TASK INSTRUCTIONS: Find the lines containing the word "Modeling" and copy every one of them.

--- START DATA RECORDS ---

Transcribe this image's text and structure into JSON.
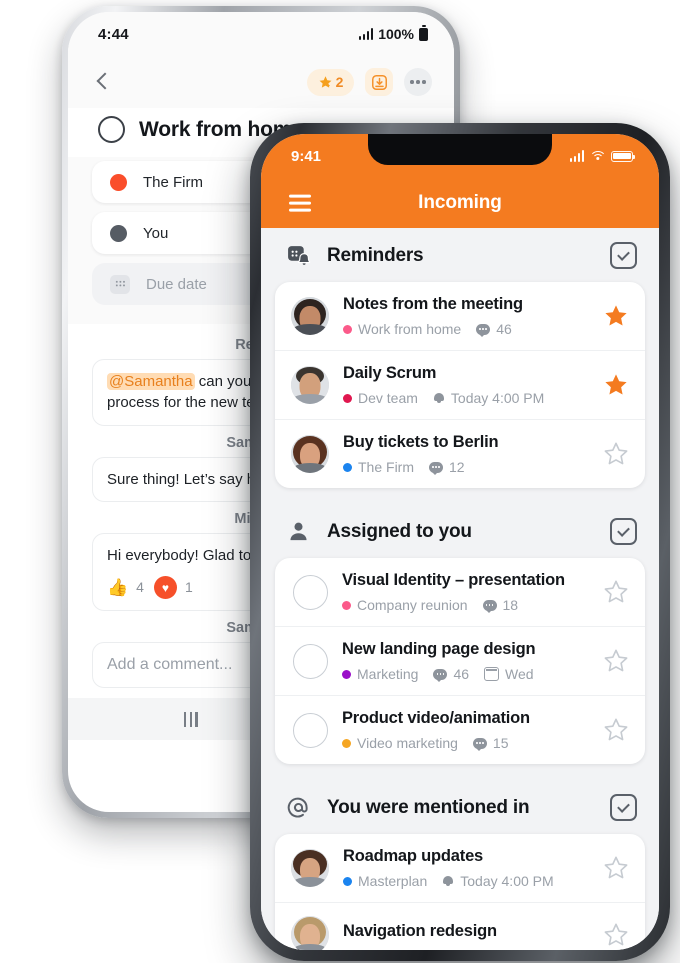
{
  "theme": {
    "accent_orange": "#f47b20",
    "heart_red": "#f6502a",
    "thumb_blue": "#1f86f0",
    "mention_bg": "#ffdcb4"
  },
  "back_phone": {
    "status": {
      "time": "4:44",
      "battery": "100%",
      "signal_icon": "signal-bars-icon",
      "battery_icon": "battery-icon"
    },
    "toolbar": {
      "back_icon": "back-chevron-icon",
      "pin_icon": "star-pin-icon",
      "pin_count": "2",
      "download_icon": "download-box-icon",
      "more_icon": "more-dots-icon"
    },
    "task": {
      "complete_icon": "circle-checkbox-icon",
      "title": "Work from home"
    },
    "chips": [
      {
        "label": "The Firm",
        "color": "#fa4e2b",
        "icon": "project-dot-icon",
        "type": "project"
      },
      {
        "label": "You",
        "color": "#565c64",
        "icon": "assignee-dot-icon",
        "type": "assignee"
      },
      {
        "label": "Due date",
        "color": "",
        "icon": "calendar-icon",
        "type": "duedate"
      }
    ],
    "comments": [
      {
        "author": "Rebeca",
        "mention": "@Samantha",
        "text": " can you l",
        "text2": "process for the new te"
      },
      {
        "author": "Samantha",
        "text": "Sure thing! Let’s say he"
      },
      {
        "author": "Michael",
        "text": "Hi everybody! Glad to b",
        "reactions": [
          {
            "icon": "thumbs-up-icon",
            "glyph": "👍",
            "count": "4"
          },
          {
            "icon": "heart-icon",
            "glyph": "♥",
            "count": "1"
          }
        ]
      }
    ],
    "composer": {
      "author": "Samantha",
      "placeholder": "Add a comment..."
    },
    "navbar": {
      "recents_icon": "recents-icon",
      "home_icon": "home-circle-icon"
    }
  },
  "front_phone": {
    "status": {
      "time": "9:41",
      "signal_icon": "signal-bars-icon",
      "wifi_icon": "wifi-icon",
      "battery_icon": "battery-icon"
    },
    "header": {
      "menu_icon": "hamburger-menu-icon",
      "title": "Incoming"
    },
    "sections": [
      {
        "title": "Reminders",
        "icon": "calendar-bell-icon",
        "action_icon": "check-square-icon",
        "rows": [
          {
            "lead": "avatar",
            "avatar": "avatar-woman-dark-hair",
            "title": "Notes from the meeting",
            "meta": [
              {
                "type": "project",
                "label": "Work from home",
                "color": "#fb5a8a",
                "icon": "project-dot-icon"
              },
              {
                "type": "comments",
                "label": "46",
                "icon": "comment-bubble-icon"
              }
            ],
            "starred": true,
            "star_icon": "star-filled-icon"
          },
          {
            "lead": "avatar",
            "avatar": "avatar-man-short-hair",
            "title": "Daily Scrum",
            "meta": [
              {
                "type": "project",
                "label": "Dev team",
                "color": "#e0174f",
                "icon": "project-dot-icon"
              },
              {
                "type": "reminder",
                "label": "Today 4:00 PM",
                "icon": "bell-icon"
              }
            ],
            "starred": true,
            "star_icon": "star-filled-icon"
          },
          {
            "lead": "avatar",
            "avatar": "avatar-woman-brown-hair",
            "title": "Buy tickets to Berlin",
            "meta": [
              {
                "type": "project",
                "label": "The Firm",
                "color": "#1b84ef",
                "icon": "project-dot-icon"
              },
              {
                "type": "comments",
                "label": "12",
                "icon": "comment-bubble-icon"
              }
            ],
            "starred": false,
            "star_icon": "star-outline-icon"
          }
        ]
      },
      {
        "title": "Assigned to you",
        "icon": "person-icon",
        "action_icon": "check-square-icon",
        "rows": [
          {
            "lead": "checkbox",
            "checkbox_icon": "task-checkbox-icon",
            "title": "Visual Identity – presentation",
            "meta": [
              {
                "type": "project",
                "label": "Company reunion",
                "color": "#fb5a8a",
                "icon": "project-dot-icon"
              },
              {
                "type": "comments",
                "label": "18",
                "icon": "comment-bubble-icon"
              }
            ],
            "starred": false,
            "star_icon": "star-outline-icon"
          },
          {
            "lead": "checkbox",
            "checkbox_icon": "task-checkbox-icon",
            "title": "New landing page design",
            "meta": [
              {
                "type": "project",
                "label": "Marketing",
                "color": "#9b10c9",
                "icon": "project-dot-icon"
              },
              {
                "type": "comments",
                "label": "46",
                "icon": "comment-bubble-icon"
              },
              {
                "type": "date",
                "label": "Wed",
                "icon": "calendar-icon"
              }
            ],
            "starred": false,
            "star_icon": "star-outline-icon"
          },
          {
            "lead": "checkbox",
            "checkbox_icon": "task-checkbox-icon",
            "title": "Product video/animation",
            "meta": [
              {
                "type": "project",
                "label": "Video marketing",
                "color": "#f5a623",
                "icon": "project-dot-icon"
              },
              {
                "type": "comments",
                "label": "15",
                "icon": "comment-bubble-icon"
              }
            ],
            "starred": false,
            "star_icon": "star-outline-icon"
          }
        ]
      },
      {
        "title": "You were mentioned in",
        "icon": "at-mention-icon",
        "action_icon": "check-square-icon",
        "rows": [
          {
            "lead": "avatar",
            "avatar": "avatar-woman-glasses",
            "title": "Roadmap updates",
            "meta": [
              {
                "type": "project",
                "label": "Masterplan",
                "color": "#1b84ef",
                "icon": "project-dot-icon"
              },
              {
                "type": "reminder",
                "label": "Today 4:00 PM",
                "icon": "bell-icon"
              }
            ],
            "starred": false,
            "star_icon": "star-outline-icon"
          },
          {
            "lead": "avatar",
            "avatar": "avatar-woman-blonde",
            "title": "Navigation redesign",
            "meta": [],
            "starred": false,
            "star_icon": "star-outline-icon"
          }
        ]
      }
    ]
  }
}
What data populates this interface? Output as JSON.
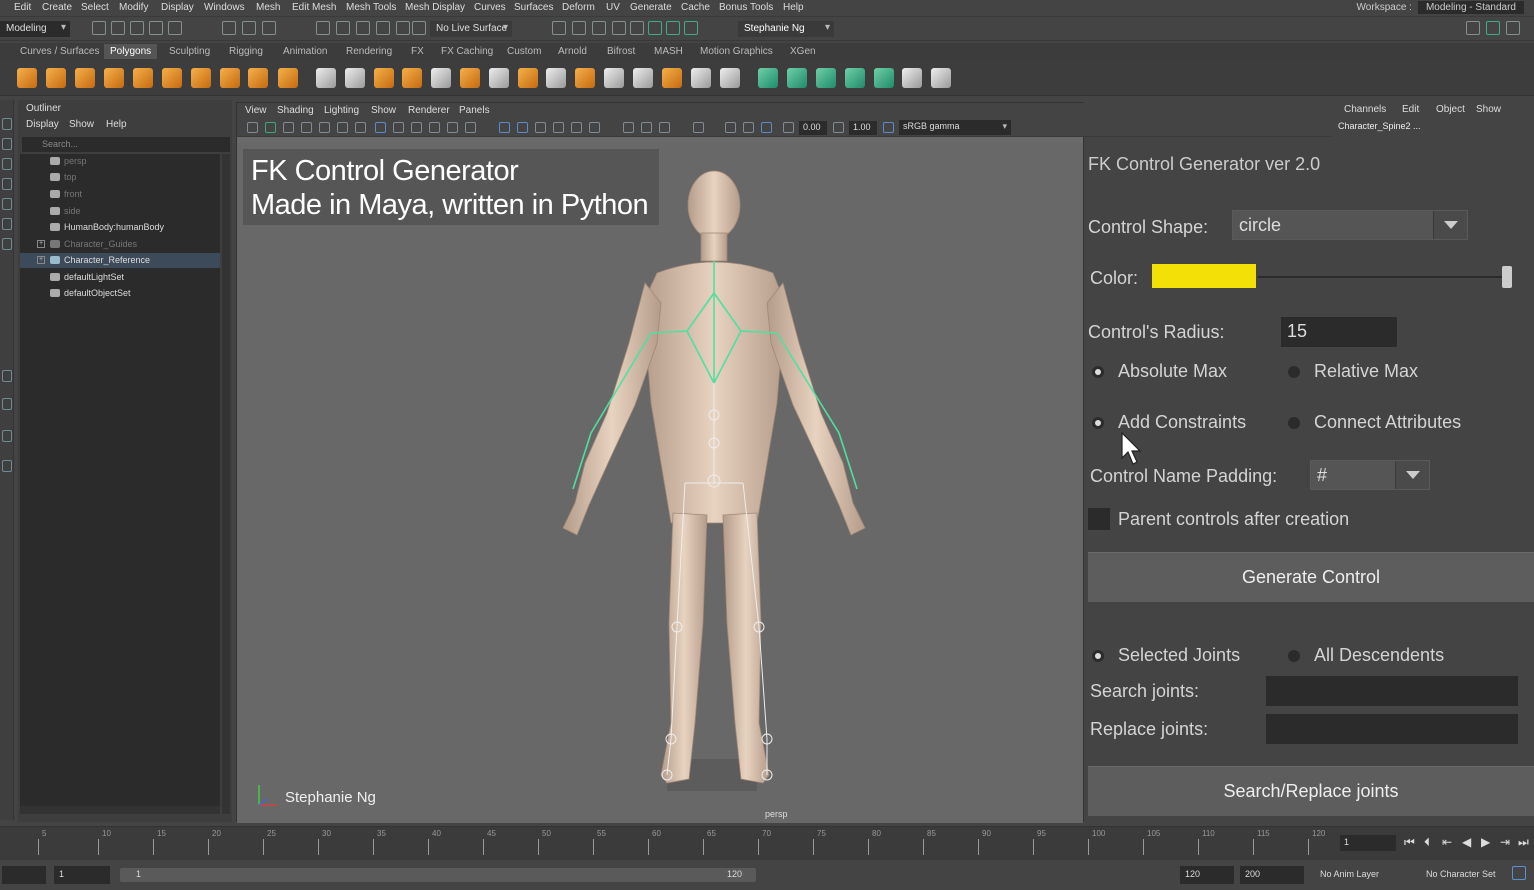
{
  "menubar": {
    "items": [
      "Edit",
      "Create",
      "Select",
      "Modify",
      "Display",
      "Windows",
      "Mesh",
      "Edit Mesh",
      "Mesh Tools",
      "Mesh Display",
      "Curves",
      "Surfaces",
      "Deform",
      "UV",
      "Generate",
      "Cache",
      "Bonus Tools",
      "Help"
    ],
    "workspace_label": "Workspace :",
    "workspace_value": "Modeling - Standard"
  },
  "statusline": {
    "mode": "Modeling",
    "live_surface": "No Live Surface",
    "user": "Stephanie Ng"
  },
  "shelf_tabs": [
    "Curves / Surfaces",
    "Polygons",
    "Sculpting",
    "Rigging",
    "Animation",
    "Rendering",
    "FX",
    "FX Caching",
    "Custom",
    "Arnold",
    "Bifrost",
    "MASH",
    "Motion Graphics",
    "XGen"
  ],
  "shelf_active": "Polygons",
  "outliner": {
    "title": "Outliner",
    "menu": [
      "Display",
      "Show",
      "Help"
    ],
    "search_placeholder": "Search...",
    "items": [
      {
        "label": "persp",
        "dim": true
      },
      {
        "label": "top",
        "dim": true
      },
      {
        "label": "front",
        "dim": true
      },
      {
        "label": "side",
        "dim": true
      },
      {
        "label": "HumanBody:humanBody",
        "dim": false
      },
      {
        "label": "Character_Guides",
        "dim": true
      },
      {
        "label": "Character_Reference",
        "dim": false
      },
      {
        "label": "defaultLightSet",
        "dim": false
      },
      {
        "label": "defaultObjectSet",
        "dim": false
      }
    ]
  },
  "viewport": {
    "menu": [
      "View",
      "Shading",
      "Lighting",
      "Show",
      "Renderer",
      "Panels"
    ],
    "exposure": "0.00",
    "gamma": "1.00",
    "color_space": "sRGB gamma",
    "overlay_line1": "FK Control Generator",
    "overlay_line2": "Made in Maya, written in Python",
    "watermark": "Stephanie Ng",
    "camera": "persp"
  },
  "channels": {
    "menu": [
      "Channels",
      "Edit",
      "Object",
      "Show"
    ],
    "node": "Character_Spine2 ..."
  },
  "fk_panel": {
    "title": "FK Control Generator ver 2.0",
    "control_shape_label": "Control Shape:",
    "control_shape_value": "circle",
    "color_label": "Color:",
    "color_value": "#f2e006",
    "radius_label": "Control's Radius:",
    "radius_value": "15",
    "absolute_max": "Absolute Max",
    "relative_max": "Relative Max",
    "add_constraints": "Add Constraints",
    "connect_attributes": "Connect Attributes",
    "padding_label": "Control Name Padding:",
    "padding_value": "#",
    "parent_label": "Parent controls after creation",
    "generate_button": "Generate Control",
    "selected_joints": "Selected Joints",
    "all_descendents": "All Descendents",
    "search_label": "Search joints:",
    "replace_label": "Replace joints:",
    "search_replace_button": "Search/Replace joints"
  },
  "timeline": {
    "ticks": [
      "5",
      "10",
      "15",
      "20",
      "25",
      "30",
      "35",
      "40",
      "45",
      "50",
      "55",
      "60",
      "65",
      "70",
      "75",
      "80",
      "85",
      "90",
      "95",
      "100",
      "105",
      "110",
      "115",
      "120"
    ],
    "current_frame": "1"
  },
  "rangebar": {
    "start_frame": "1",
    "range_start": "1",
    "range_end": "120",
    "end_frame": "120",
    "total_frames": "200",
    "anim_layer": "No Anim Layer",
    "character_set": "No Character Set"
  }
}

--- END DATA RECORDS ---

COMPLETE OUTPUT:
    "workspace_value": "Modeling - Standard"
    "mode": "Modeling",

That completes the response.